» Exercise brief:
Quote the records in full and leave their pictures out.

» Data supplied:
◇ ◇ ◇
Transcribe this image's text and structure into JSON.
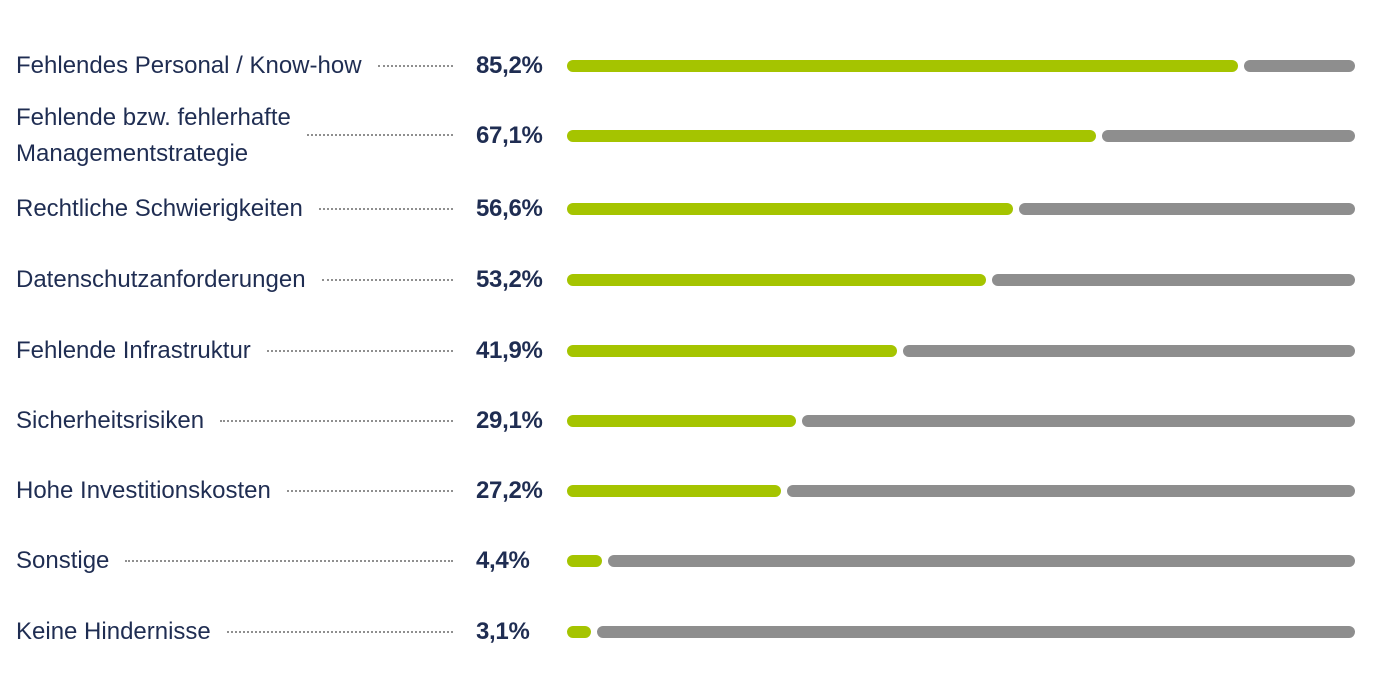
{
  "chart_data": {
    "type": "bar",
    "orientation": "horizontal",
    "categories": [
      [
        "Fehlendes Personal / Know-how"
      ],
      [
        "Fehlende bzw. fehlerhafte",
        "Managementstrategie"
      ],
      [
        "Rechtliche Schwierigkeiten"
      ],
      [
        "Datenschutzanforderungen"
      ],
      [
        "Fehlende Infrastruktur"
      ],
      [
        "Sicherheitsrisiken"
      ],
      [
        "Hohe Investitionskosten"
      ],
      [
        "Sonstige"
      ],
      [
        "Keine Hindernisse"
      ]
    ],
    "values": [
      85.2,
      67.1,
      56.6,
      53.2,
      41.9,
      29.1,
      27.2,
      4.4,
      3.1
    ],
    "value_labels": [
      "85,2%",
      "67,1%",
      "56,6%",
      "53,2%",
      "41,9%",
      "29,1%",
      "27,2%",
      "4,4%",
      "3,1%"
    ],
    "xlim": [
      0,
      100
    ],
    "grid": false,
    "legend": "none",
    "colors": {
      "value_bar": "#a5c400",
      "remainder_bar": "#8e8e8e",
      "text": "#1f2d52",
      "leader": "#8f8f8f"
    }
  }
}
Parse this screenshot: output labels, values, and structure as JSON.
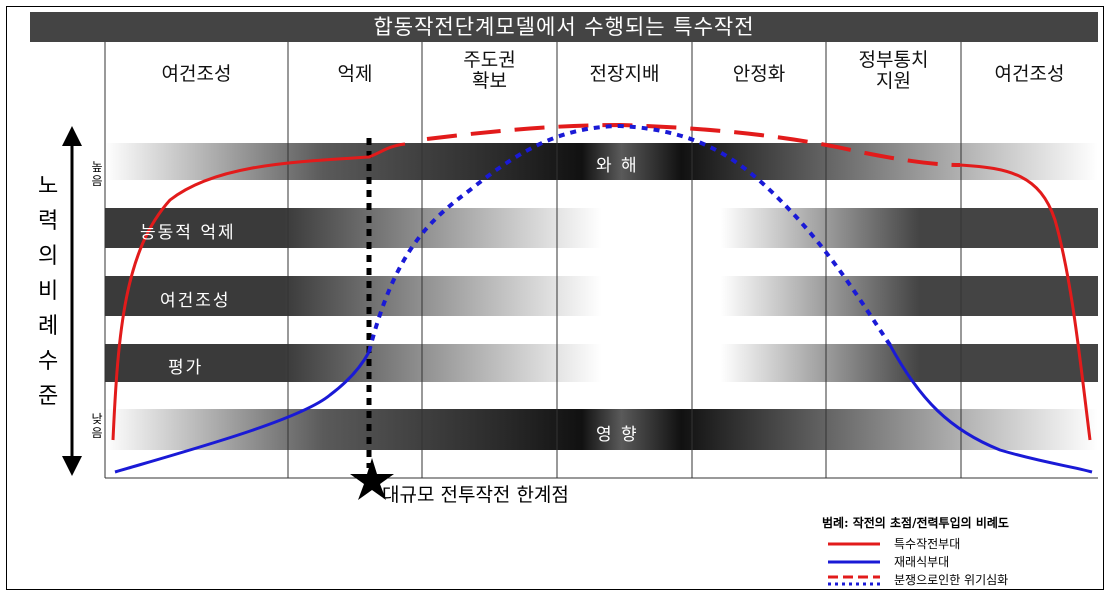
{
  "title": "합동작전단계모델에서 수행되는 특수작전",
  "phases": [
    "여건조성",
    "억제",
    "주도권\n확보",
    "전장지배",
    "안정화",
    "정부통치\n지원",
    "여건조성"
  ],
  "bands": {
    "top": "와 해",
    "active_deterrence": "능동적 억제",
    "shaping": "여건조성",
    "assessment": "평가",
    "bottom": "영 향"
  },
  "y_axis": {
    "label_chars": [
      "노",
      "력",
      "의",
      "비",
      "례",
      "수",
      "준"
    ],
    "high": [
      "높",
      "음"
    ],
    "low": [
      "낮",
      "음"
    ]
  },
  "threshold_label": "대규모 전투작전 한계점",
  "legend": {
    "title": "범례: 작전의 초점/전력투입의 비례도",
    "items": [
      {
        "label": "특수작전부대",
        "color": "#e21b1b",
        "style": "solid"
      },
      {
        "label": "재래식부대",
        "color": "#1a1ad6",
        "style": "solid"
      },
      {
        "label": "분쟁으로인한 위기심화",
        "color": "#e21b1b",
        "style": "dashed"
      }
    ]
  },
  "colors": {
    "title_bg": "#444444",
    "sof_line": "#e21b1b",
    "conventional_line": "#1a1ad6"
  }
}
◇ ◇ ◇
» Final result:
Transcribe this image's text and structure into JSON.
{
  "chart_data": {
    "type": "bar",
    "orientation": "horizontal",
    "categories": [
      [
        "Fehlendes Personal / Know-how"
      ],
      [
        "Fehlende bzw. fehlerhafte",
        "Managementstrategie"
      ],
      [
        "Rechtliche Schwierigkeiten"
      ],
      [
        "Datenschutzanforderungen"
      ],
      [
        "Fehlende Infrastruktur"
      ],
      [
        "Sicherheitsrisiken"
      ],
      [
        "Hohe Investitionskosten"
      ],
      [
        "Sonstige"
      ],
      [
        "Keine Hindernisse"
      ]
    ],
    "values": [
      85.2,
      67.1,
      56.6,
      53.2,
      41.9,
      29.1,
      27.2,
      4.4,
      3.1
    ],
    "value_labels": [
      "85,2%",
      "67,1%",
      "56,6%",
      "53,2%",
      "41,9%",
      "29,1%",
      "27,2%",
      "4,4%",
      "3,1%"
    ],
    "xlim": [
      0,
      100
    ],
    "grid": false,
    "legend": "none",
    "colors": {
      "value_bar": "#a5c400",
      "remainder_bar": "#8e8e8e",
      "text": "#1f2d52",
      "leader": "#8f8f8f"
    }
  }
}
Parse this screenshot: output labels, values, and structure as JSON.
{
  "title": "합동작전단계모델에서 수행되는 특수작전",
  "phases": [
    "여건조성",
    "억제",
    "주도권\n확보",
    "전장지배",
    "안정화",
    "정부통치\n지원",
    "여건조성"
  ],
  "bands": {
    "top": "와 해",
    "active_deterrence": "능동적 억제",
    "shaping": "여건조성",
    "assessment": "평가",
    "bottom": "영 향"
  },
  "y_axis": {
    "label_chars": [
      "노",
      "력",
      "의",
      "비",
      "례",
      "수",
      "준"
    ],
    "high": [
      "높",
      "음"
    ],
    "low": [
      "낮",
      "음"
    ]
  },
  "threshold_label": "대규모 전투작전 한계점",
  "legend": {
    "title": "범례: 작전의 초점/전력투입의 비례도",
    "items": [
      {
        "label": "특수작전부대",
        "color": "#e21b1b",
        "style": "solid"
      },
      {
        "label": "재래식부대",
        "color": "#1a1ad6",
        "style": "solid"
      },
      {
        "label": "분쟁으로인한 위기심화",
        "color": "#e21b1b",
        "style": "dashed"
      }
    ]
  },
  "colors": {
    "title_bg": "#444444",
    "sof_line": "#e21b1b",
    "conventional_line": "#1a1ad6"
  }
}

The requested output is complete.